PROBLEM DESCRIPTION:
Write out the data below in full, unchanged, minus the images.

....

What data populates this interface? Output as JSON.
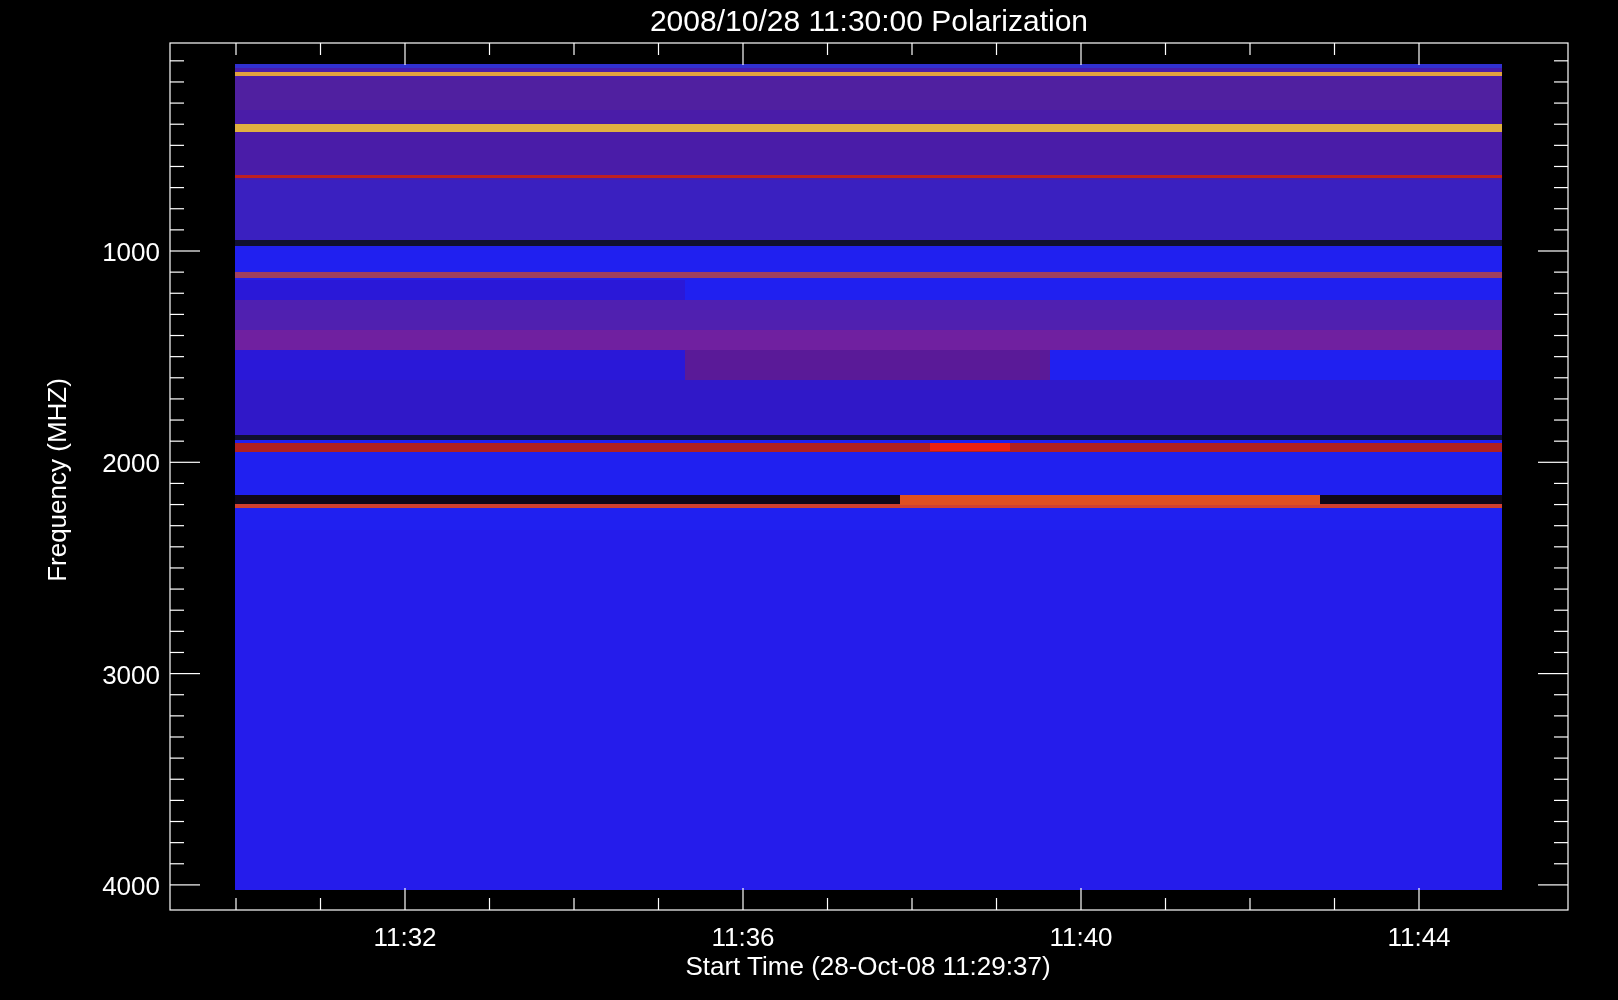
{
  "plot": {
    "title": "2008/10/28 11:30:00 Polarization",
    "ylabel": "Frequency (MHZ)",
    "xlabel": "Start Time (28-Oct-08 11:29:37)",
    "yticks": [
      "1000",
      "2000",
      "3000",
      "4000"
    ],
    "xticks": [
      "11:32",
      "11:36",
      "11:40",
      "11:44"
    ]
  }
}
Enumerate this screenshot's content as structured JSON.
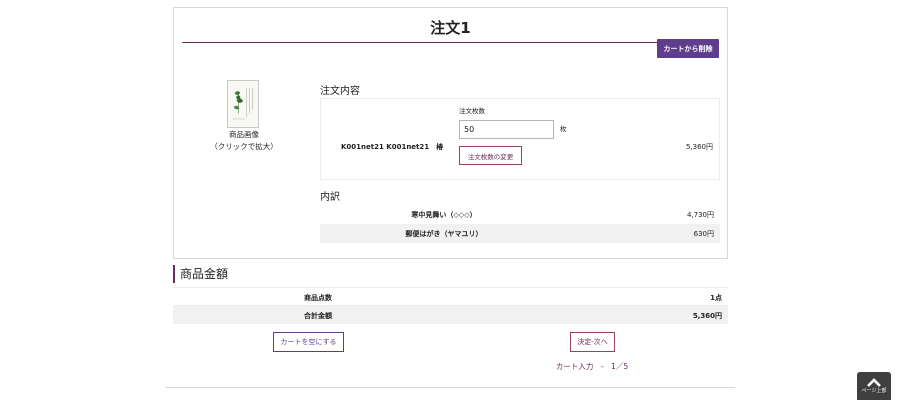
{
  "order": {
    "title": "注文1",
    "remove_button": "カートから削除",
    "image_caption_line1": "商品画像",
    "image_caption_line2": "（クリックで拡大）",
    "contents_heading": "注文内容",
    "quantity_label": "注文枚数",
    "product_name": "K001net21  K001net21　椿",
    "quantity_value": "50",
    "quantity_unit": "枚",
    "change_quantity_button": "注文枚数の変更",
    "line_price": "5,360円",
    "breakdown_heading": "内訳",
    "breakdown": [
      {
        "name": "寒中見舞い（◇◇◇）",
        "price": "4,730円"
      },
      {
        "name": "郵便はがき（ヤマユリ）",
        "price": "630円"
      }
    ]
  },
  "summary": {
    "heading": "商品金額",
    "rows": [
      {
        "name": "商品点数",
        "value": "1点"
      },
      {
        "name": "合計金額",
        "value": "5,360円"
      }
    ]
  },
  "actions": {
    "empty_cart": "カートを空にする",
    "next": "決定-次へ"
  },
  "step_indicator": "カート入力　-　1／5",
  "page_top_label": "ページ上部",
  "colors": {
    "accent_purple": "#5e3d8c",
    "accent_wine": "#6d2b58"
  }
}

....

SOLUTION FOR THIS PROBLEM:
What data populates this interface? Output as JSON.
{
  "plot": {
    "title": "2008/10/28 11:30:00 Polarization",
    "ylabel": "Frequency (MHZ)",
    "xlabel": "Start Time (28-Oct-08 11:29:37)",
    "yticks": [
      "1000",
      "2000",
      "3000",
      "4000"
    ],
    "xticks": [
      "11:32",
      "11:36",
      "11:40",
      "11:44"
    ]
  }
}
Enumerate this screenshot's content as structured JSON.
{
  "order": {
    "title": "注文1",
    "remove_button": "カートから削除",
    "image_caption_line1": "商品画像",
    "image_caption_line2": "（クリックで拡大）",
    "contents_heading": "注文内容",
    "quantity_label": "注文枚数",
    "product_name": "K001net21  K001net21　椿",
    "quantity_value": "50",
    "quantity_unit": "枚",
    "change_quantity_button": "注文枚数の変更",
    "line_price": "5,360円",
    "breakdown_heading": "内訳",
    "breakdown": [
      {
        "name": "寒中見舞い（◇◇◇）",
        "price": "4,730円"
      },
      {
        "name": "郵便はがき（ヤマユリ）",
        "price": "630円"
      }
    ]
  },
  "summary": {
    "heading": "商品金額",
    "rows": [
      {
        "name": "商品点数",
        "value": "1点"
      },
      {
        "name": "合計金額",
        "value": "5,360円"
      }
    ]
  },
  "actions": {
    "empty_cart": "カートを空にする",
    "next": "決定-次へ"
  },
  "step_indicator": "カート入力　-　1／5",
  "page_top_label": "ページ上部",
  "colors": {
    "accent_purple": "#5e3d8c",
    "accent_wine": "#6d2b58"
  }
}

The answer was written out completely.